EXERCISE AIM | Return the records word for word. Any pictures in them are not part of the copy.

[Extracted records]

#####

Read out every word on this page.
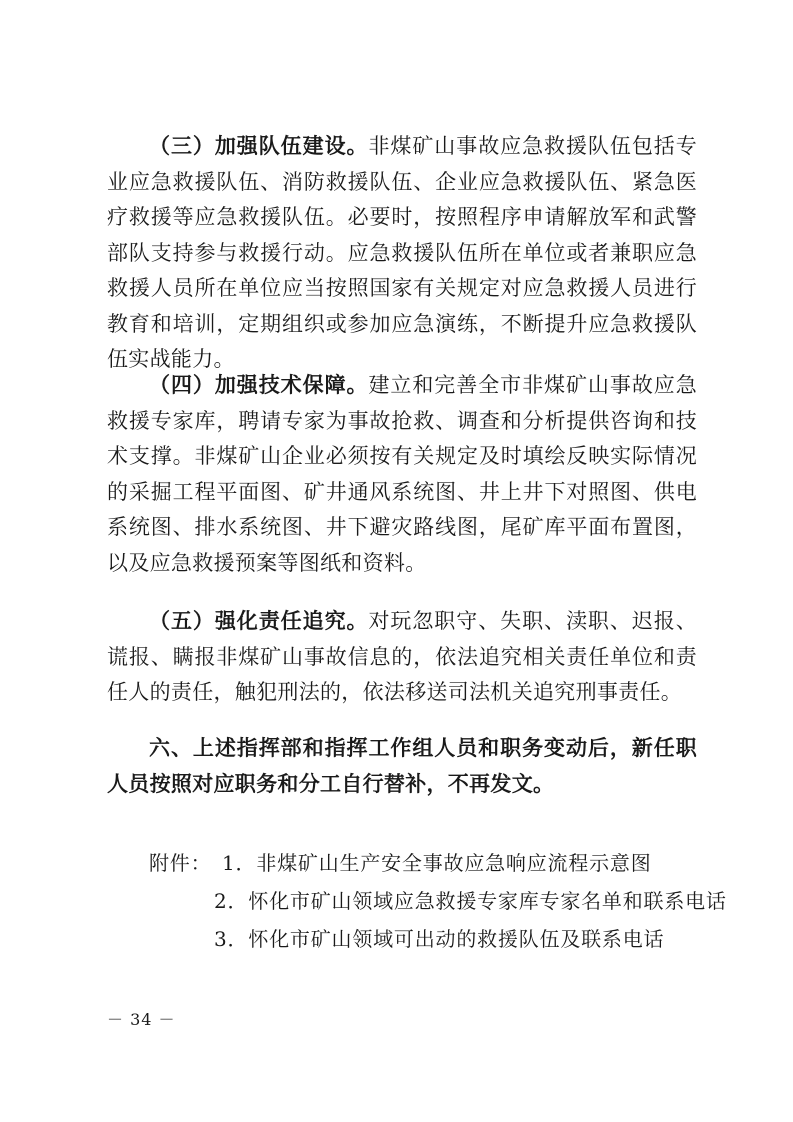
（三）加强队伍建设。非煤矿山事故应急救援队伍包括专业应急救援队伍、消防救援队伍、企业应急救援队伍、紧急医疗救援等应急救援队伍。必要时，按照程序申请解放军和武警部队支持参与救援行动。应急救援队伍所在单位或者兼职应急救援人员所在单位应当按照国家有关规定对应急救援人员进行教育和培训，定期组织或参加应急演练，不断提升应急救援队伍实战能力。

（四）加强技术保障。建立和完善全市非煤矿山事故应急救援专家库，聘请专家为事故抢救、调查和分析提供咨询和技术支撑。非煤矿山企业必须按有关规定及时填绘反映实际情况的采掘工程平面图、矿井通风系统图、井上井下对照图、供电系统图、排水系统图、井下避灾路线图，尾矿库平面布置图，以及应急救援预案等图纸和资料。

（五）强化责任追究。对玩忽职守、失职、渎职、迟报、谎报、瞒报非煤矿山事故信息的，依法追究相关责任单位和责任人的责任，触犯刑法的，依法移送司法机关追究刑事责任。

六、上述指挥部和指挥工作组人员和职务变动后，新任职人员按照对应职务和分工自行替补，不再发文。

附件： 1．非煤矿山生产安全事故应急响应流程示意图

2．怀化市矿山领域应急救援专家库专家名单和联系电话

3．怀化市矿山领域可出动的救援队伍及联系电话

－ 34 －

#####

FULL ANSWER |
Read out every word on this page.
（三）加强队伍建设。非煤矿山事故应急救援队伍包括专业应急救援队伍、消防救援队伍、企业应急救援队伍、紧急医疗救援等应急救援队伍。必要时，按照程序申请解放军和武警部队支持参与救援行动。应急救援队伍所在单位或者兼职应急救援人员所在单位应当按照国家有关规定对应急救援人员进行教育和培训，定期组织或参加应急演练，不断提升应急救援队伍实战能力。

（四）加强技术保障。建立和完善全市非煤矿山事故应急救援专家库，聘请专家为事故抢救、调查和分析提供咨询和技术支撑。非煤矿山企业必须按有关规定及时填绘反映实际情况的采掘工程平面图、矿井通风系统图、井上井下对照图、供电系统图、排水系统图、井下避灾路线图，尾矿库平面布置图，以及应急救援预案等图纸和资料。

（五）强化责任追究。对玩忽职守、失职、渎职、迟报、谎报、瞒报非煤矿山事故信息的，依法追究相关责任单位和责任人的责任，触犯刑法的，依法移送司法机关追究刑事责任。

六、上述指挥部和指挥工作组人员和职务变动后，新任职人员按照对应职务和分工自行替补，不再发文。

附件： 1．非煤矿山生产安全事故应急响应流程示意图

2．怀化市矿山领域应急救援专家库专家名单和联系电话

3．怀化市矿山领域可出动的救援队伍及联系电话

－ 34 －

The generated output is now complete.